### Task to complete
Reproduce every record below exactly as written, but leave out any pictures.

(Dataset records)

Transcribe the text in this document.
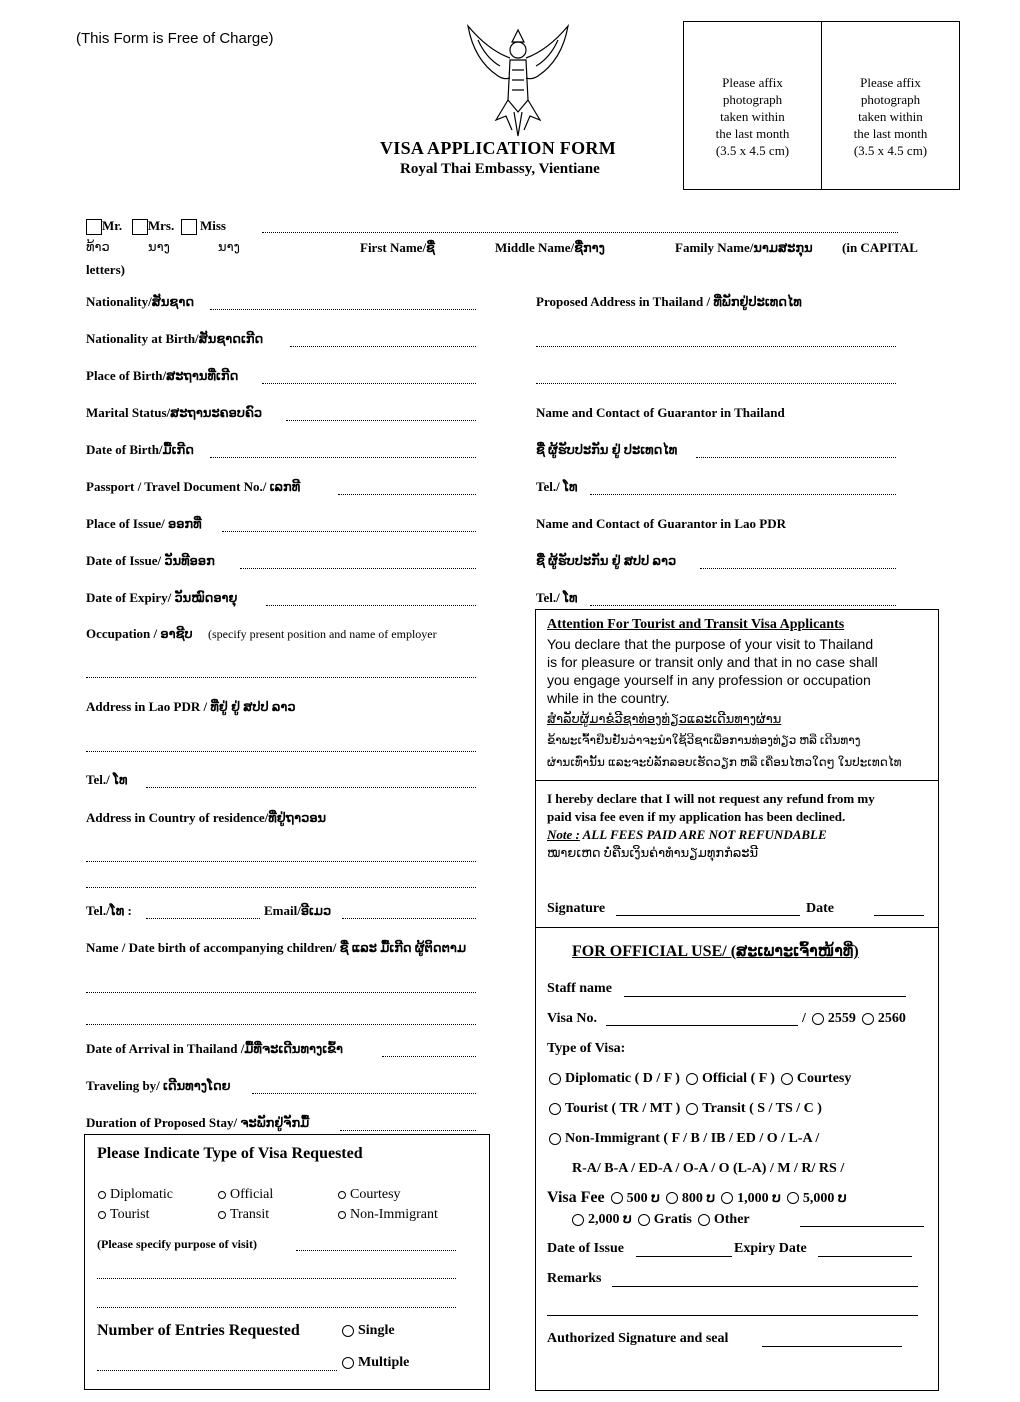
(This Form is Free of Charge)
VISA APPLICATION FORM
Royal Thai Embassy, Vientiane
Please affix
photograph
taken within
the last month
(3.5 x 4.5 cm)
Please affix
photograph
taken within
the last month
(3.5 x 4.5 cm)
Mr. Mrs. Miss
ທ້າວ	ນາງ	ນາງ	First Name/ຊື່	Middle Name/ຊື່ກາງ	Family Name/ນາມສະກຸນ (in CAPITAL
letters)
Nationality/ສັນຊາດ
Nationality at Birth/ສັນຊາດເກີດ
Place of Birth/ສະຖານທີ່ເກີດ
Marital Status/ສະຖານະຄອບຄົວ
Date of Birth/ມື້ເກີດ
Passport / Travel Document No./ ເລກທີ
Place of Issue/ ອອກທີ່
Date of Issue/ ວັນທີອອກ
Date of Expiry/ ວັນໝົດອາຍຸ
Occupation / ອາຊີບ (specify present position and name of employer
Address in Lao PDR / ທີ່ຢູ່ ຢູ່ ສປປ ລາວ
Tel./ ໂທ
Address in Country of residence/ທີ່ຢູ່ຖາວອນ
Tel./ໂທ :	Email/ອີເມວ
Name / Date birth of accompanying children/ ຊື່ ແລະ ມື້ເກີດ ຜູ້ຕິດຕາມ
Date of Arrival in Thailand /ມື້ທີ່ຈະເດີນທາງເຂົ້າ
Traveling by/ ເດີນທາງໂດຍ
Duration of Proposed Stay/ ຈະພັກຢູ່ຈັກມື້
Please Indicate Type of Visa Requested
Diplomatic	Official	Courtesy
Tourist	Transit	Non-Immigrant
(Please specify purpose of visit)
Number of Entries Requested	Single
Multiple
Proposed Address in Thailand / ທີ່ພັກຢູ່ປະເທດໄທ
Name and Contact of Guarantor in Thailand
ຊື່ ຜູ້ຮັບປະກັນ ຢູ່ ປະເທດໄທ
Tel./ ໂທ
Name and Contact of Guarantor in Lao PDR
ຊື່ ຜູ້ຮັບປະກັນ ຢູ່ ສປປ ລາວ
Tel./ ໂທ
Attention For Tourist and Transit Visa Applicants
You declare that the purpose of your visit to Thailand
is for pleasure or transit only and that in no case shall
you engage yourself in any profession or occupation
while in the country.
ສຳລັບຜູ້ມາຂໍວີຊາທ່ອງທ່ຽວແລະເດີນທາງຜ່ານ
ຂ້າພະເຈົ້າຢືນຢັນວ່າຈະນຳໃຊ້ວີຊາເພື່ອການທ່ອງທ່ຽວ ຫລື ເດີນທາງ
ຜ່ານເທົ່ານັ້ນ ແລະຈະບໍ່ລັກລອບເຮັດວຽກ ຫລື ເຄື່ອນໄຫວໃດໆ ໃນປະເທດໄທ
I hereby declare that I will not request any refund from my
paid visa fee even if my application has been declined.
Note : ALL FEES PAID ARE NOT REFUNDABLE
ໝາຍເຫດ ບໍ່ຄືນເງິນຄ່າທຳນຽມທຸກກໍລະນີ
Signature	Date
FOR OFFICIAL USE/ (ສະເພາະເຈົ້າໜ້າທີ່)
Staff name
Visa No.	/ 2559 2560
Type of Visa:
Diplomatic ( D / F ) Official ( F ) Courtesy
Tourist ( TR / MT ) Transit ( S / TS / C )
Non-Immigrant ( F / B / IB / ED / O / L-A /
R-A/ B-A / ED-A / O-A / O (L-A) / M / R/ RS /
Visa Fee 500 ບ 800 ບ 1,000 ບ 5,000 ບ
2,000 ບ Gratis Other
Date of Issue	Expiry Date
Remarks
Authorized Signature and seal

### Finished exercise
Transcribe the text in this document.
(This Form is Free of Charge)
VISA APPLICATION FORM
Royal Thai Embassy, Vientiane
Please affix
photograph
taken within
the last month
(3.5 x 4.5 cm)
Please affix
photograph
taken within
the last month
(3.5 x 4.5 cm)
Mr. Mrs. Miss
ທ້າວ	ນາງ	ນາງ	First Name/ຊື່	Middle Name/ຊື່ກາງ	Family Name/ນາມສະກຸນ (in CAPITAL
letters)
Nationality/ສັນຊາດ
Nationality at Birth/ສັນຊາດເກີດ
Place of Birth/ສະຖານທີ່ເກີດ
Marital Status/ສະຖານະຄອບຄົວ
Date of Birth/ມື້ເກີດ
Passport / Travel Document No./ ເລກທີ
Place of Issue/ ອອກທີ່
Date of Issue/ ວັນທີອອກ
Date of Expiry/ ວັນໝົດອາຍຸ
Occupation / ອາຊີບ (specify present position and name of employer
Address in Lao PDR / ທີ່ຢູ່ ຢູ່ ສປປ ລາວ
Tel./ ໂທ
Address in Country of residence/ທີ່ຢູ່ຖາວອນ
Tel./ໂທ :	Email/ອີເມວ
Name / Date birth of accompanying children/ ຊື່ ແລະ ມື້ເກີດ ຜູ້ຕິດຕາມ
Date of Arrival in Thailand /ມື້ທີ່ຈະເດີນທາງເຂົ້າ
Traveling by/ ເດີນທາງໂດຍ
Duration of Proposed Stay/ ຈະພັກຢູ່ຈັກມື້
Please Indicate Type of Visa Requested
Diplomatic	Official	Courtesy
Tourist	Transit	Non-Immigrant
(Please specify purpose of visit)
Number of Entries Requested	Single
Multiple
Proposed Address in Thailand / ທີ່ພັກຢູ່ປະເທດໄທ
Name and Contact of Guarantor in Thailand
ຊື່ ຜູ້ຮັບປະກັນ ຢູ່ ປະເທດໄທ
Tel./ ໂທ
Name and Contact of Guarantor in Lao PDR
ຊື່ ຜູ້ຮັບປະກັນ ຢູ່ ສປປ ລາວ
Tel./ ໂທ
Attention For Tourist and Transit Visa Applicants
You declare that the purpose of your visit to Thailand
is for pleasure or transit only and that in no case shall
you engage yourself in any profession or occupation
while in the country.
ສຳລັບຜູ້ມາຂໍວີຊາທ່ອງທ່ຽວແລະເດີນທາງຜ່ານ
ຂ້າພະເຈົ້າຢືນຢັນວ່າຈະນຳໃຊ້ວີຊາເພື່ອການທ່ອງທ່ຽວ ຫລື ເດີນທາງ
ຜ່ານເທົ່ານັ້ນ ແລະຈະບໍ່ລັກລອບເຮັດວຽກ ຫລື ເຄື່ອນໄຫວໃດໆ ໃນປະເທດໄທ
I hereby declare that I will not request any refund from my
paid visa fee even if my application has been declined.
Note : ALL FEES PAID ARE NOT REFUNDABLE
ໝາຍເຫດ ບໍ່ຄືນເງິນຄ່າທຳນຽມທຸກກໍລະນີ
Signature	Date
FOR OFFICIAL USE/ (ສະເພາະເຈົ້າໜ້າທີ່)
Staff name
Visa No.	/ 2559 2560
Type of Visa:
Diplomatic ( D / F ) Official ( F ) Courtesy
Tourist ( TR / MT ) Transit ( S / TS / C )
Non-Immigrant ( F / B / IB / ED / O / L-A /
R-A/ B-A / ED-A / O-A / O (L-A) / M / R/ RS /
Visa Fee 500 ບ 800 ບ 1,000 ບ 5,000 ບ
2,000 ບ Gratis Other
Date of Issue	Expiry Date
Remarks
Authorized Signature and seal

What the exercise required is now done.